### Job
Please print every record below exactly as it appears.

### Records to process
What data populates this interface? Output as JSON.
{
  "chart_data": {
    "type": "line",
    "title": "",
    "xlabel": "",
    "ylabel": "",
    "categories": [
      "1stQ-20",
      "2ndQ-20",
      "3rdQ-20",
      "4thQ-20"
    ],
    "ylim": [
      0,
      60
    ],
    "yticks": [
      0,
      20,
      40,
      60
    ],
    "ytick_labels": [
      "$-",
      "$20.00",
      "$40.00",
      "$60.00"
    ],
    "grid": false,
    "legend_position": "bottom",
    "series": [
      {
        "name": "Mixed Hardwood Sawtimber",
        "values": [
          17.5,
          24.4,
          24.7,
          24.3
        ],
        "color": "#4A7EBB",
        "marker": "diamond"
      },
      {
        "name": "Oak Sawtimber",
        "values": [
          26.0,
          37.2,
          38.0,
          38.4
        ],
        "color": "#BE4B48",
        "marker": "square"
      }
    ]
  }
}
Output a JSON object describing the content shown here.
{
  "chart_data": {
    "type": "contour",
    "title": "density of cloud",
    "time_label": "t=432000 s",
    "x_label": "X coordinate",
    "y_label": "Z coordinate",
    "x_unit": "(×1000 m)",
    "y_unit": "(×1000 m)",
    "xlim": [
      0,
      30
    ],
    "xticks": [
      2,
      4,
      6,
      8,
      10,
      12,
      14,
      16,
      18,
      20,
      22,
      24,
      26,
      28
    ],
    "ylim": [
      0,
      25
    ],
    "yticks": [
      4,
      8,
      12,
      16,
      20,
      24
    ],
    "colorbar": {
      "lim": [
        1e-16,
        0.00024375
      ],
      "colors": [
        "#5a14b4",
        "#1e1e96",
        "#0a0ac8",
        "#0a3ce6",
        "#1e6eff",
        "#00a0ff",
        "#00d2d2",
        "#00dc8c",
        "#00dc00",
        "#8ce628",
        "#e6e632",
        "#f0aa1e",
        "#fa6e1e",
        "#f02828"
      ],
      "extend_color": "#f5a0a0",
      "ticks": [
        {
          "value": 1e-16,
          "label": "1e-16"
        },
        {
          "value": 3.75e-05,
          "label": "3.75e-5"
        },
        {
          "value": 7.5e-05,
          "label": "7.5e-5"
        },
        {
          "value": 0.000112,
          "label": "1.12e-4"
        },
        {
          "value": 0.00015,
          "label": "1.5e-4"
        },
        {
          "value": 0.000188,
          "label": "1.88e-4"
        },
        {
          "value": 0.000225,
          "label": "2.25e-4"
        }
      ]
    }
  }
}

### Solved exercise
What data populates this interface? Output as JSON.
{
  "chart_data": {
    "type": "line",
    "title": "",
    "xlabel": "",
    "ylabel": "",
    "categories": [
      "1stQ-20",
      "2ndQ-20",
      "3rdQ-20",
      "4thQ-20"
    ],
    "ylim": [
      0,
      60
    ],
    "yticks": [
      0,
      20,
      40,
      60
    ],
    "ytick_labels": [
      "$-",
      "$20.00",
      "$40.00",
      "$60.00"
    ],
    "grid": false,
    "legend_position": "bottom",
    "series": [
      {
        "name": "Mixed Hardwood Sawtimber",
        "values": [
          17.5,
          24.4,
          24.7,
          24.3
        ],
        "color": "#4A7EBB",
        "marker": "diamond"
      },
      {
        "name": "Oak Sawtimber",
        "values": [
          26.0,
          37.2,
          38.0,
          38.4
        ],
        "color": "#BE4B48",
        "marker": "square"
      }
    ]
  }
}
Output a JSON object describing the content shown here.
{
  "chart_data": {
    "type": "contour",
    "title": "density of cloud",
    "time_label": "t=432000 s",
    "x_label": "X coordinate",
    "y_label": "Z coordinate",
    "x_unit": "(×1000 m)",
    "y_unit": "(×1000 m)",
    "xlim": [
      0,
      30
    ],
    "xticks": [
      2,
      4,
      6,
      8,
      10,
      12,
      14,
      16,
      18,
      20,
      22,
      24,
      26,
      28
    ],
    "ylim": [
      0,
      25
    ],
    "yticks": [
      4,
      8,
      12,
      16,
      20,
      24
    ],
    "colorbar": {
      "lim": [
        1e-16,
        0.00024375
      ],
      "colors": [
        "#5a14b4",
        "#1e1e96",
        "#0a0ac8",
        "#0a3ce6",
        "#1e6eff",
        "#00a0ff",
        "#00d2d2",
        "#00dc8c",
        "#00dc00",
        "#8ce628",
        "#e6e632",
        "#f0aa1e",
        "#fa6e1e",
        "#f02828"
      ],
      "extend_color": "#f5a0a0",
      "ticks": [
        {
          "value": 1e-16,
          "label": "1e-16"
        },
        {
          "value": 3.75e-05,
          "label": "3.75e-5"
        },
        {
          "value": 7.5e-05,
          "label": "7.5e-5"
        },
        {
          "value": 0.000112,
          "label": "1.12e-4"
        },
        {
          "value": 0.00015,
          "label": "1.5e-4"
        },
        {
          "value": 0.000188,
          "label": "1.88e-4"
        },
        {
          "value": 0.000225,
          "label": "2.25e-4"
        }
      ]
    }
  }
}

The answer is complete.